#### [TASK INSTRUCTIONS]
Return all the data, word for word.

[Stored data entries]
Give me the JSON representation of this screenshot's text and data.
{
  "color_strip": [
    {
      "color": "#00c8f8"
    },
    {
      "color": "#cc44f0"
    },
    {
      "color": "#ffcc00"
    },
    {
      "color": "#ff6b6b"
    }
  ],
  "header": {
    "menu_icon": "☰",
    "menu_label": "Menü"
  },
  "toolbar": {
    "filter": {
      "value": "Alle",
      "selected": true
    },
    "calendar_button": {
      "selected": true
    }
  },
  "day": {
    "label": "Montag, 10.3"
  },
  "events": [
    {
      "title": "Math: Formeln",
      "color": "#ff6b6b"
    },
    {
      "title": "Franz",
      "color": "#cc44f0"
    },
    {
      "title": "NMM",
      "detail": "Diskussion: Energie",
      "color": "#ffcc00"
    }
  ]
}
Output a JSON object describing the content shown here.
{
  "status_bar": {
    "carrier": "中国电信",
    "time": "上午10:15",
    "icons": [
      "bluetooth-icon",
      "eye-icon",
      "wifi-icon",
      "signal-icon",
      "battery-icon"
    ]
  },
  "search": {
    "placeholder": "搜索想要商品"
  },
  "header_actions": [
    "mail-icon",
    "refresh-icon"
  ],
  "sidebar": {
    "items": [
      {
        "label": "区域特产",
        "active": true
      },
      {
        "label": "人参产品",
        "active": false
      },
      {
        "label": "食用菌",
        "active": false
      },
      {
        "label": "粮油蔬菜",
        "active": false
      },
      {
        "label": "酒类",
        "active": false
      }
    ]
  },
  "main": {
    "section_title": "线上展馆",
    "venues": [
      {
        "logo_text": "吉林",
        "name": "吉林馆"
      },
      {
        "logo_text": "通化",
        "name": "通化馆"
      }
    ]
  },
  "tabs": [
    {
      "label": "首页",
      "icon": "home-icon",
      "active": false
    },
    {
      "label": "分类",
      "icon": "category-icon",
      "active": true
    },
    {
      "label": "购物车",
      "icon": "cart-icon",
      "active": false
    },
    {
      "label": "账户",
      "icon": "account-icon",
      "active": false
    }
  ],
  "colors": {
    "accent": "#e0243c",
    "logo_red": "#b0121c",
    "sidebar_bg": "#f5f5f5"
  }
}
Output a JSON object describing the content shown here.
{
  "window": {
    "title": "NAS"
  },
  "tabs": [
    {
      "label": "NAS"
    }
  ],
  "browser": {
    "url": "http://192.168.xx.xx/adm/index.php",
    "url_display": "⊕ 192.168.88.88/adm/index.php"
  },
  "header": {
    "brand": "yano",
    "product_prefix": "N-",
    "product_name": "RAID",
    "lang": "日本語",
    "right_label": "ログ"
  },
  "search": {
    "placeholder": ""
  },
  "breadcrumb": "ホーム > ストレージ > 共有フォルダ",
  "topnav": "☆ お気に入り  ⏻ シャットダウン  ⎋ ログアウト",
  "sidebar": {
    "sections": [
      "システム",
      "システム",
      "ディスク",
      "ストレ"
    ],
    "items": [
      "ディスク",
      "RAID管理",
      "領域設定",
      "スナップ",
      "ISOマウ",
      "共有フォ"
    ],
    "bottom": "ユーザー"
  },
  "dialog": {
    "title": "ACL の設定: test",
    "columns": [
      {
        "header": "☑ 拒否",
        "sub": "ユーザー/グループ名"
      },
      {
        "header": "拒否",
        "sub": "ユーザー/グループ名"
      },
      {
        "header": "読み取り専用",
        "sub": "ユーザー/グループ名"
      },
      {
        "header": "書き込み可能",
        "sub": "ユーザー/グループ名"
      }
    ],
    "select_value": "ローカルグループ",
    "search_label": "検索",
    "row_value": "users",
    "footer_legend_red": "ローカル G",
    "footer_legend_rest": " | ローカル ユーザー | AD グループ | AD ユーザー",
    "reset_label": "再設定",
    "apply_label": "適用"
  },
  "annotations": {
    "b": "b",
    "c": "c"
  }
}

#### [WRITTEN RESPONSE]
Give me the JSON representation of this screenshot's text and data.
{
  "color_strip": [
    {
      "color": "#00c8f8"
    },
    {
      "color": "#cc44f0"
    },
    {
      "color": "#ffcc00"
    },
    {
      "color": "#ff6b6b"
    }
  ],
  "header": {
    "menu_icon": "☰",
    "menu_label": "Menü"
  },
  "toolbar": {
    "filter": {
      "value": "Alle",
      "selected": true
    },
    "calendar_button": {
      "selected": true
    }
  },
  "day": {
    "label": "Montag, 10.3"
  },
  "events": [
    {
      "title": "Math: Formeln",
      "color": "#ff6b6b"
    },
    {
      "title": "Franz",
      "color": "#cc44f0"
    },
    {
      "title": "NMM",
      "detail": "Diskussion: Energie",
      "color": "#ffcc00"
    }
  ]
}
Output a JSON object describing the content shown here.
{
  "status_bar": {
    "carrier": "中国电信",
    "time": "上午10:15",
    "icons": [
      "bluetooth-icon",
      "eye-icon",
      "wifi-icon",
      "signal-icon",
      "battery-icon"
    ]
  },
  "search": {
    "placeholder": "搜索想要商品"
  },
  "header_actions": [
    "mail-icon",
    "refresh-icon"
  ],
  "sidebar": {
    "items": [
      {
        "label": "区域特产",
        "active": true
      },
      {
        "label": "人参产品",
        "active": false
      },
      {
        "label": "食用菌",
        "active": false
      },
      {
        "label": "粮油蔬菜",
        "active": false
      },
      {
        "label": "酒类",
        "active": false
      }
    ]
  },
  "main": {
    "section_title": "线上展馆",
    "venues": [
      {
        "logo_text": "吉林",
        "name": "吉林馆"
      },
      {
        "logo_text": "通化",
        "name": "通化馆"
      }
    ]
  },
  "tabs": [
    {
      "label": "首页",
      "icon": "home-icon",
      "active": false
    },
    {
      "label": "分类",
      "icon": "category-icon",
      "active": true
    },
    {
      "label": "购物车",
      "icon": "cart-icon",
      "active": false
    },
    {
      "label": "账户",
      "icon": "account-icon",
      "active": false
    }
  ],
  "colors": {
    "accent": "#e0243c",
    "logo_red": "#b0121c",
    "sidebar_bg": "#f5f5f5"
  }
}
Output a JSON object describing the content shown here.
{
  "window": {
    "title": "NAS"
  },
  "tabs": [
    {
      "label": "NAS"
    }
  ],
  "browser": {
    "url": "http://192.168.xx.xx/adm/index.php",
    "url_display": "⊕ 192.168.88.88/adm/index.php"
  },
  "header": {
    "brand": "yano",
    "product_prefix": "N-",
    "product_name": "RAID",
    "lang": "日本語",
    "right_label": "ログ"
  },
  "search": {
    "placeholder": ""
  },
  "breadcrumb": "ホーム > ストレージ > 共有フォルダ",
  "topnav": "☆ お気に入り  ⏻ シャットダウン  ⎋ ログアウト",
  "sidebar": {
    "sections": [
      "システム",
      "システム",
      "ディスク",
      "ストレ"
    ],
    "items": [
      "ディスク",
      "RAID管理",
      "領域設定",
      "スナップ",
      "ISOマウ",
      "共有フォ"
    ],
    "bottom": "ユーザー"
  },
  "dialog": {
    "title": "ACL の設定: test",
    "columns": [
      {
        "header": "☑ 拒否",
        "sub": "ユーザー/グループ名"
      },
      {
        "header": "拒否",
        "sub": "ユーザー/グループ名"
      },
      {
        "header": "読み取り専用",
        "sub": "ユーザー/グループ名"
      },
      {
        "header": "書き込み可能",
        "sub": "ユーザー/グループ名"
      }
    ],
    "select_value": "ローカルグループ",
    "search_label": "検索",
    "row_value": "users",
    "footer_legend_red": "ローカル G",
    "footer_legend_rest": " | ローカル ユーザー | AD グループ | AD ユーザー",
    "reset_label": "再設定",
    "apply_label": "適用"
  },
  "annotations": {
    "b": "b",
    "c": "c"
  }
}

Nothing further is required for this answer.